*What is required*. The listing below must be repeated word for word, with its images excluded.

*Source material*.
# # # #

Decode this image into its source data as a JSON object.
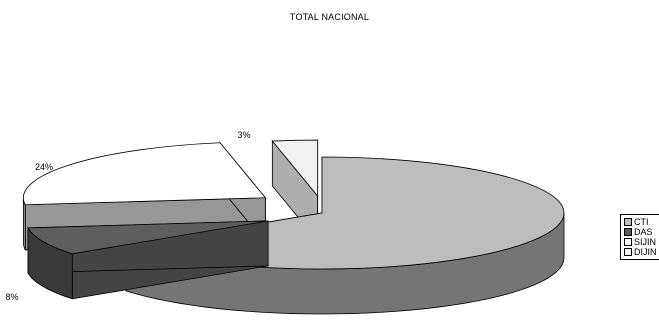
{
  "chart_data": {
    "type": "pie",
    "title": "TOTAL NACIONAL",
    "categories": [
      "CTI",
      "DAS",
      "SIJIN",
      "DIJIN"
    ],
    "values": [
      65,
      8,
      24,
      3
    ],
    "labels": [
      "65%",
      "8%",
      "24%",
      "3%"
    ],
    "colors": {
      "CTI": "#bdbdbd",
      "DAS": "#5e5e5e",
      "SIJIN": "#ffffff",
      "DIJIN": "#f1f1f1"
    },
    "exploded": true,
    "perspective": "3d",
    "legend_position": "right"
  },
  "legend": {
    "items": [
      {
        "label": "CTI",
        "color": "#bdbdbd"
      },
      {
        "label": "DAS",
        "color": "#5e5e5e"
      },
      {
        "label": "SIJIN",
        "color": "#ffffff"
      },
      {
        "label": "DIJIN",
        "color": "#f1f1f1"
      }
    ]
  }
}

# # # #

*Result of this task*.
Decode this image into its source data as a JSON object.
{
  "chart_data": {
    "type": "pie",
    "title": "TOTAL NACIONAL",
    "categories": [
      "CTI",
      "DAS",
      "SIJIN",
      "DIJIN"
    ],
    "values": [
      65,
      8,
      24,
      3
    ],
    "labels": [
      "65%",
      "8%",
      "24%",
      "3%"
    ],
    "colors": {
      "CTI": "#bdbdbd",
      "DAS": "#5e5e5e",
      "SIJIN": "#ffffff",
      "DIJIN": "#f1f1f1"
    },
    "exploded": true,
    "perspective": "3d",
    "legend_position": "right"
  },
  "legend": {
    "items": [
      {
        "label": "CTI",
        "color": "#bdbdbd"
      },
      {
        "label": "DAS",
        "color": "#5e5e5e"
      },
      {
        "label": "SIJIN",
        "color": "#ffffff"
      },
      {
        "label": "DIJIN",
        "color": "#f1f1f1"
      }
    ]
  }
}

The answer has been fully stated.